▶ [Aim of the task] Collect from the data below each line with "number".

▶ [Records for the task]
+ + + +
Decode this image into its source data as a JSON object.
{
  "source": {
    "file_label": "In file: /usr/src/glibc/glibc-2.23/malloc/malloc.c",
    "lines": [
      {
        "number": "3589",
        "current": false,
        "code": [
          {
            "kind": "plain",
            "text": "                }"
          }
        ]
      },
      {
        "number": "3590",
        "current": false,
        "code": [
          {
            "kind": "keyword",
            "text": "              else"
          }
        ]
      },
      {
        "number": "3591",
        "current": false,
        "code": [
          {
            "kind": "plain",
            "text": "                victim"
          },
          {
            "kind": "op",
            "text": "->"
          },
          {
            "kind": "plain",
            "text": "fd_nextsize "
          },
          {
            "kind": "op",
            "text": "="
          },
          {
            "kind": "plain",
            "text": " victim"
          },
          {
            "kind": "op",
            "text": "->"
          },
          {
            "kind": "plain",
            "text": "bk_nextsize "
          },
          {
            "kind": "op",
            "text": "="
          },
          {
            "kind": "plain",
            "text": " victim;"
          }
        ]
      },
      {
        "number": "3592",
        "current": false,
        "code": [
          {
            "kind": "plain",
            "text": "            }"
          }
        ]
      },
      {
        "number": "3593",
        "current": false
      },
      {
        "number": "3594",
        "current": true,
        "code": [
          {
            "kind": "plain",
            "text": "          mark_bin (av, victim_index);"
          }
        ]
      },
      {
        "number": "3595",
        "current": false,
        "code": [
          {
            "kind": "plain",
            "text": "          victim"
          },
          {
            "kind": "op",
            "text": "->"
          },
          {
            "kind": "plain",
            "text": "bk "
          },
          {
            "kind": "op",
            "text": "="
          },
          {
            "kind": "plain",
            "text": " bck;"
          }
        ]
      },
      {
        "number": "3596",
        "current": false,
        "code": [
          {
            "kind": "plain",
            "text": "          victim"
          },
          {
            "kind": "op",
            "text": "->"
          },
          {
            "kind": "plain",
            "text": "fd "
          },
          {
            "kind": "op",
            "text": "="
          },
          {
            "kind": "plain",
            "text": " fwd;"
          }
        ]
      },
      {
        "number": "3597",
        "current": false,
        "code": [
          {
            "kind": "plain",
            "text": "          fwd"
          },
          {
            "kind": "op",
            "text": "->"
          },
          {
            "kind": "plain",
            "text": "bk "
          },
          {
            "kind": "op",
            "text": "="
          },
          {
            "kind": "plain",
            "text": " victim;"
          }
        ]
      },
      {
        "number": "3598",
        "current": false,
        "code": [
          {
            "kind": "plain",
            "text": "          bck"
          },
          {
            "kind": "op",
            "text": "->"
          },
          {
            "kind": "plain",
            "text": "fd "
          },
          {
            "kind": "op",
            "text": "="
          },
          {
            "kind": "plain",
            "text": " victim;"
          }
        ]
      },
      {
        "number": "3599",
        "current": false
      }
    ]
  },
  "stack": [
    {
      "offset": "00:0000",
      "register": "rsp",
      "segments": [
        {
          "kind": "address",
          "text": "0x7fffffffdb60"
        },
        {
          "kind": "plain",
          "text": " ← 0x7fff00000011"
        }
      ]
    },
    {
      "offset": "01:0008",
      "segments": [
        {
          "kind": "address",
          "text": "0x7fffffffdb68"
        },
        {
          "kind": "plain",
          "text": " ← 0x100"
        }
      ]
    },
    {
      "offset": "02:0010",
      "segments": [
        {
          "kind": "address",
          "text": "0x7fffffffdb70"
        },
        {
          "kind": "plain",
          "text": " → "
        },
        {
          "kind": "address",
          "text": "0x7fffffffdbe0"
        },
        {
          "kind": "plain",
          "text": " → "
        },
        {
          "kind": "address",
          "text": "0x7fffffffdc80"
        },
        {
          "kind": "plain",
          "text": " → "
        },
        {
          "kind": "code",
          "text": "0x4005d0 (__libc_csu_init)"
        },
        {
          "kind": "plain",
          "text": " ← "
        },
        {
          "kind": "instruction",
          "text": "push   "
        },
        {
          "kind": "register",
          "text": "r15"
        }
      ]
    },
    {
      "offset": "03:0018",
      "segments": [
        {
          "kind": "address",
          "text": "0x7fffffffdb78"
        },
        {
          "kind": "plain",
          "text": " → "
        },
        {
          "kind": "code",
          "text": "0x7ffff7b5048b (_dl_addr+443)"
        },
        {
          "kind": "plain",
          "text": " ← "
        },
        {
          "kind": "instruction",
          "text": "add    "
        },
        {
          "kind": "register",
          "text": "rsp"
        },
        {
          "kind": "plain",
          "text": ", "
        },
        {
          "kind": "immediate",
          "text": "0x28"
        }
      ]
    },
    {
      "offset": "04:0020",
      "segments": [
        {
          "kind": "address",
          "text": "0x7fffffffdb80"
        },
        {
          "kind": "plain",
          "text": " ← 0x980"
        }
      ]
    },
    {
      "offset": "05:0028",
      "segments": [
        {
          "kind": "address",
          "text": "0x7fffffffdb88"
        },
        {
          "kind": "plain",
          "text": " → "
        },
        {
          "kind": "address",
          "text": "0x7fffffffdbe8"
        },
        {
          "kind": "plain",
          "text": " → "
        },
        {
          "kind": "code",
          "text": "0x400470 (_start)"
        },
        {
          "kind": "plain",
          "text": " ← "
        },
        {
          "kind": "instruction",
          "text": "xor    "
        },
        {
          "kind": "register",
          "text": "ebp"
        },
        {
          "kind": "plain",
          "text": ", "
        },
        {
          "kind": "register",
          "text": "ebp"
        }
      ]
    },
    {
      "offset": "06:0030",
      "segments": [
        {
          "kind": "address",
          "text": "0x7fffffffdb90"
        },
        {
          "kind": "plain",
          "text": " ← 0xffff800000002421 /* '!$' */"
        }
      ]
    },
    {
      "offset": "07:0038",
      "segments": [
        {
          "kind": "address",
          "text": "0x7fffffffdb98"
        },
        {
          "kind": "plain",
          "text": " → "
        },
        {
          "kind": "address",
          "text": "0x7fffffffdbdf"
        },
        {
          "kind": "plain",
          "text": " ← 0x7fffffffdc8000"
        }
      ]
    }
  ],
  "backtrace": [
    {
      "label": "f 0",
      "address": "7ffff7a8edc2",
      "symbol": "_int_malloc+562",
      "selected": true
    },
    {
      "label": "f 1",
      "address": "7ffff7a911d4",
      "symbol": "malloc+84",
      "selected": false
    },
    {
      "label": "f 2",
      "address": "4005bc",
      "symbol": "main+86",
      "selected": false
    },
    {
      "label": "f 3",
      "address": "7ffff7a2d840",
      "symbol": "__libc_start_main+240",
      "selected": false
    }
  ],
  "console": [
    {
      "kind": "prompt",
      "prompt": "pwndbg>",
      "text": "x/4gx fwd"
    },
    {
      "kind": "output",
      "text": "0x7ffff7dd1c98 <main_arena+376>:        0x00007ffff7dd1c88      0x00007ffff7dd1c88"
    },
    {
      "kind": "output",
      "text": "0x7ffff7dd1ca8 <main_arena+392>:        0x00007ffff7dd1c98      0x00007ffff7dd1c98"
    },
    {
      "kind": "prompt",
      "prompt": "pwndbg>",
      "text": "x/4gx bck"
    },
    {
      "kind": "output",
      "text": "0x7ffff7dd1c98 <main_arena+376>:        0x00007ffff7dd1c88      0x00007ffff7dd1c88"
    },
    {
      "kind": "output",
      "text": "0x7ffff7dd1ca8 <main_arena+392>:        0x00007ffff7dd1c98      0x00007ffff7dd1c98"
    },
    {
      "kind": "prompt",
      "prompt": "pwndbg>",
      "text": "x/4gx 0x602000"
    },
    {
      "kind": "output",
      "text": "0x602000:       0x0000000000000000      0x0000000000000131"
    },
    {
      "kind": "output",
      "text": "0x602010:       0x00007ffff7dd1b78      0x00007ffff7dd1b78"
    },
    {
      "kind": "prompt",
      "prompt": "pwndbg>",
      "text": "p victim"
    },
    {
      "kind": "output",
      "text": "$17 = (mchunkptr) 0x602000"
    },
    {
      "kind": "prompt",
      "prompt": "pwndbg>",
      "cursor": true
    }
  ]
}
+ + + +
▶ [Problem solution]
        "number": "3589",
        "number": "3590",
        "number": "3591",
        "number": "3592",
        "number": "3593",
        "number": "3594",
        "number": "3595",
        "number": "3596",
        "number": "3597",
        "number": "3598",
        "number": "3599",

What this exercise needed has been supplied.